OBJECTIVE: Copy out every line in which the string "name" occurs.
-- BEGIN SUPPLIED DATA --
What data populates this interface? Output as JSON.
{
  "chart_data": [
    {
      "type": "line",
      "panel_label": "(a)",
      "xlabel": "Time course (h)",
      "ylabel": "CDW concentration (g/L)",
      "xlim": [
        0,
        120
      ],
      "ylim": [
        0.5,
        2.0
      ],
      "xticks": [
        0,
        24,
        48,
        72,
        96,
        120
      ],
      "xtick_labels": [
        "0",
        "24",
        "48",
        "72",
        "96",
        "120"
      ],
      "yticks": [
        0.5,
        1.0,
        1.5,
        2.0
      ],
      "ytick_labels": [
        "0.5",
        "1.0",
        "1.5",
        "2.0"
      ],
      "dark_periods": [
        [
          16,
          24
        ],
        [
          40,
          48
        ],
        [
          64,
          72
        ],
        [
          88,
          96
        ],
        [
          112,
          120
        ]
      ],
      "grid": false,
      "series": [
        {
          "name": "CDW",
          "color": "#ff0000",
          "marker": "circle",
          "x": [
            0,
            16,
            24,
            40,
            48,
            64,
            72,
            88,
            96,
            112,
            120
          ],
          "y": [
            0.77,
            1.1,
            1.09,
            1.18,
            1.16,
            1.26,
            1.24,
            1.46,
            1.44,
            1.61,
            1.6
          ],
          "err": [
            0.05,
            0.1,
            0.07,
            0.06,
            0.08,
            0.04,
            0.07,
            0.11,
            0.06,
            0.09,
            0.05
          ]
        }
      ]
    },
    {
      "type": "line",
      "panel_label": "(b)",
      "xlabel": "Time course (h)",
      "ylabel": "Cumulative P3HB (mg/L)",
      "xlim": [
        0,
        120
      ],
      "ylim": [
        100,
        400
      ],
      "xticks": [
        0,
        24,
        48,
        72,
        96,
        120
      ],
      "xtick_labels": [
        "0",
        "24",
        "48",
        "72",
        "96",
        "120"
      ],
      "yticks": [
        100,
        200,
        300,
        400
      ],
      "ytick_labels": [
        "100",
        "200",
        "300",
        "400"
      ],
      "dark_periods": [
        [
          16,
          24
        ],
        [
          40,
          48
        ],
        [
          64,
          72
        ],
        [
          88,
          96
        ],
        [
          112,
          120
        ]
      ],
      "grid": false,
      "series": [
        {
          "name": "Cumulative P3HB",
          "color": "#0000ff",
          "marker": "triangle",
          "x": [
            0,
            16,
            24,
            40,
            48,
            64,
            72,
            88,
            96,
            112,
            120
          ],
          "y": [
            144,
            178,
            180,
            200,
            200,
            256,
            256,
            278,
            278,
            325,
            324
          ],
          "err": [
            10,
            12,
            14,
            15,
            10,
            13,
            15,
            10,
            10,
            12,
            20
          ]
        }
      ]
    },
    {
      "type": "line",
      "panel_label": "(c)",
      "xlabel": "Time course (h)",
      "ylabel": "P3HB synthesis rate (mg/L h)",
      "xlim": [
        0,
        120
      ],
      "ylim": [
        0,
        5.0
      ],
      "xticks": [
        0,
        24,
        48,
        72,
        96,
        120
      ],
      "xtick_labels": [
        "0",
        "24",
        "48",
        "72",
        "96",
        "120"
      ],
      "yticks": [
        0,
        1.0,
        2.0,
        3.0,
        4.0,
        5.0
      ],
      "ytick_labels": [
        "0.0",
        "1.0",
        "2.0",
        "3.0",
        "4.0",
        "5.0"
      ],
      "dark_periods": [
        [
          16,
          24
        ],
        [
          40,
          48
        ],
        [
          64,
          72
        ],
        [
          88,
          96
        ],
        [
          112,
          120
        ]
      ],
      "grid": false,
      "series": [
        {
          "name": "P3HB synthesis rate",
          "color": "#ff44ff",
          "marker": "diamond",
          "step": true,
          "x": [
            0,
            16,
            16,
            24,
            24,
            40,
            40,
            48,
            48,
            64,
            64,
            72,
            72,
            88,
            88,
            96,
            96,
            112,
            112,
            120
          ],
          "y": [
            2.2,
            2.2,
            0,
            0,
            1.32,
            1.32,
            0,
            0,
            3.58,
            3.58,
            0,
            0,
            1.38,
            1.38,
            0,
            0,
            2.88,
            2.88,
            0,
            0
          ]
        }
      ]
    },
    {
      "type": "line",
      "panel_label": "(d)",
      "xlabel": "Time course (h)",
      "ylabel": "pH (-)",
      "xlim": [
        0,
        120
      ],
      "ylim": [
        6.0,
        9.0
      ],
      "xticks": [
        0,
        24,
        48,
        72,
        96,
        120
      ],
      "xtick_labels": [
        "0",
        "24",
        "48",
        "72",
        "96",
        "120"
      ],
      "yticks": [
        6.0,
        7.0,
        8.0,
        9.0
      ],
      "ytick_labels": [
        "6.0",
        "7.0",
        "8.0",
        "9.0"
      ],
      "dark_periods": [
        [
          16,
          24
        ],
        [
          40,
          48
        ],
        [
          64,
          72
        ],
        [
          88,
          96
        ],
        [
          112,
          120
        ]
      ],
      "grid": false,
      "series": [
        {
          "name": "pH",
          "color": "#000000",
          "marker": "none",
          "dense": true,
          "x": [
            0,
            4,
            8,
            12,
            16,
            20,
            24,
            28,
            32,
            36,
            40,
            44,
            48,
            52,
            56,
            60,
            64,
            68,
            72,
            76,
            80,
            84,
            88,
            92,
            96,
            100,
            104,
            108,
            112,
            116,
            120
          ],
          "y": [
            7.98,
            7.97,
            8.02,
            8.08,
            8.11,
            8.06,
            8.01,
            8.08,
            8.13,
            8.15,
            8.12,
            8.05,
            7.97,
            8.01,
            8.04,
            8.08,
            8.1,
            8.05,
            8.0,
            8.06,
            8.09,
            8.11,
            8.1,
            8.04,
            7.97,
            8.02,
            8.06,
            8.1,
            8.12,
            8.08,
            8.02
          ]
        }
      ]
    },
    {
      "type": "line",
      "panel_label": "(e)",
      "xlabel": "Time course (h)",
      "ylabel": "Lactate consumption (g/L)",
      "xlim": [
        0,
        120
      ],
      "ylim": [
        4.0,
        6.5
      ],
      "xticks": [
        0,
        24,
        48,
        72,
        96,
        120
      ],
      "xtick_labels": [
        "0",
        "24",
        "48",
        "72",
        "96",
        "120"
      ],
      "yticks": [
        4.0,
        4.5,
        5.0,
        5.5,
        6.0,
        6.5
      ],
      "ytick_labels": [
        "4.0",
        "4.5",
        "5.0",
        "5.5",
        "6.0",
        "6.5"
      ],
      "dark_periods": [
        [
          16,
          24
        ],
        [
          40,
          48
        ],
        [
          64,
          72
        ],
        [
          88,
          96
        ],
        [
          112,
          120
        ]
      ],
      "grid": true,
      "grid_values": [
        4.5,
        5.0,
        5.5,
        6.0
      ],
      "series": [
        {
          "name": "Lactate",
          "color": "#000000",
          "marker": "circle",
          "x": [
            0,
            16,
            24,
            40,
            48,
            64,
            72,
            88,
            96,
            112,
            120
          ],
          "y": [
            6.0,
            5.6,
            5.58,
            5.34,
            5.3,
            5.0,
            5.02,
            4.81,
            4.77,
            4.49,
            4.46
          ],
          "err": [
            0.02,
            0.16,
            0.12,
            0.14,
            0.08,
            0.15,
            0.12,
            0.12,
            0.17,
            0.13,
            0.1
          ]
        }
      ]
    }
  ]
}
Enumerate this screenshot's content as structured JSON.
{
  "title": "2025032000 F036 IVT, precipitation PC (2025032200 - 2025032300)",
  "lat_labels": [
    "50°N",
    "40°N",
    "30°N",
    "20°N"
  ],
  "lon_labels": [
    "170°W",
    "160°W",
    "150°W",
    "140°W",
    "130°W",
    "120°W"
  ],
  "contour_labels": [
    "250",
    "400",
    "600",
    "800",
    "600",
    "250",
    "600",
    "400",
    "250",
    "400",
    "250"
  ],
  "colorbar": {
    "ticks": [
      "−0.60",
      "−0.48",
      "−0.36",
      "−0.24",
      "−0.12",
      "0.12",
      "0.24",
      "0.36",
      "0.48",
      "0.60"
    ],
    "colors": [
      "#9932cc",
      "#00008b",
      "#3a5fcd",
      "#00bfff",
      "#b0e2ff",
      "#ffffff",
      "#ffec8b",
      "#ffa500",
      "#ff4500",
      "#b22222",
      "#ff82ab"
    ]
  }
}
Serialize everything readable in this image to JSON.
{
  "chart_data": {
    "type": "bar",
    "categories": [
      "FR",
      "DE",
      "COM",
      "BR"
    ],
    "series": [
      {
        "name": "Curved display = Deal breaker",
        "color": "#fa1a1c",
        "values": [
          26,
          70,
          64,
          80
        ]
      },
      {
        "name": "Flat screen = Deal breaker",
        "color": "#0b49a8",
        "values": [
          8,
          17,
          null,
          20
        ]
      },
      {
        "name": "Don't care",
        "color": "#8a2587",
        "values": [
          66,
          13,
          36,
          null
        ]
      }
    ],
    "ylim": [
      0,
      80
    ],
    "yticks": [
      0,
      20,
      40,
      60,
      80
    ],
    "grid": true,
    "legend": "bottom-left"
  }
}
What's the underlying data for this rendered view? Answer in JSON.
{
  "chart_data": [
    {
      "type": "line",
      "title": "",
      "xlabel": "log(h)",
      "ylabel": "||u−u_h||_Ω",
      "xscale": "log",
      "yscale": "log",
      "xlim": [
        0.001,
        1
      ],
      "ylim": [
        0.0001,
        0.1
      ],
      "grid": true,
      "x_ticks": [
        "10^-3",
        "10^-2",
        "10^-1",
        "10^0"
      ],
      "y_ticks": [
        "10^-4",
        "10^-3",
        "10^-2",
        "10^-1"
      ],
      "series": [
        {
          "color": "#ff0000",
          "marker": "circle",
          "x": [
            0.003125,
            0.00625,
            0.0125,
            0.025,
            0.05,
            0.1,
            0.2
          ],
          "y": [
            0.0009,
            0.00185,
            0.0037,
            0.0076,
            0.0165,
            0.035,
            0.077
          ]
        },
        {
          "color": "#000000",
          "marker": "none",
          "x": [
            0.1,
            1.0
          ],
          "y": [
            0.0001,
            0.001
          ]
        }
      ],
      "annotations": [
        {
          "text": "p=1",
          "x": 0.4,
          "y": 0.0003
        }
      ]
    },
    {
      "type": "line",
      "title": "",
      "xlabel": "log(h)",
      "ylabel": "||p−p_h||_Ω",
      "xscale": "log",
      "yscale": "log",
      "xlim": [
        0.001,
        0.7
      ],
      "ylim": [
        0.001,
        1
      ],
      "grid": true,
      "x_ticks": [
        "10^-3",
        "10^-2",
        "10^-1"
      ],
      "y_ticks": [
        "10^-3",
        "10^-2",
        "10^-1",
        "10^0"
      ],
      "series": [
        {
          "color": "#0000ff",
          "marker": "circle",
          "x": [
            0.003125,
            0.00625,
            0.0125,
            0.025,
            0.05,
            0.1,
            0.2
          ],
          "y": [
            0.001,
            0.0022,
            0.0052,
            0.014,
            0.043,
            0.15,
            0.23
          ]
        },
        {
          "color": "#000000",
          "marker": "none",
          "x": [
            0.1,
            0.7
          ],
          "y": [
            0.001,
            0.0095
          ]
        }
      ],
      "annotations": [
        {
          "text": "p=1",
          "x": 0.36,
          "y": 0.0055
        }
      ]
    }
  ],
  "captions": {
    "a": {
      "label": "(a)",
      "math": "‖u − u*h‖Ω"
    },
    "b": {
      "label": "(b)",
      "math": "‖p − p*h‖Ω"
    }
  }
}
-- END SUPPLIED DATA --
SOLUTION:
          "name": "CDW",
          "name": "Cumulative P3HB",
          "name": "P3HB synthesis rate",
          "name": "pH",
          "name": "Lactate",
        "name": "Curved display = Deal breaker",
        "name": "Flat screen = Deal breaker",
        "name": "Don't care",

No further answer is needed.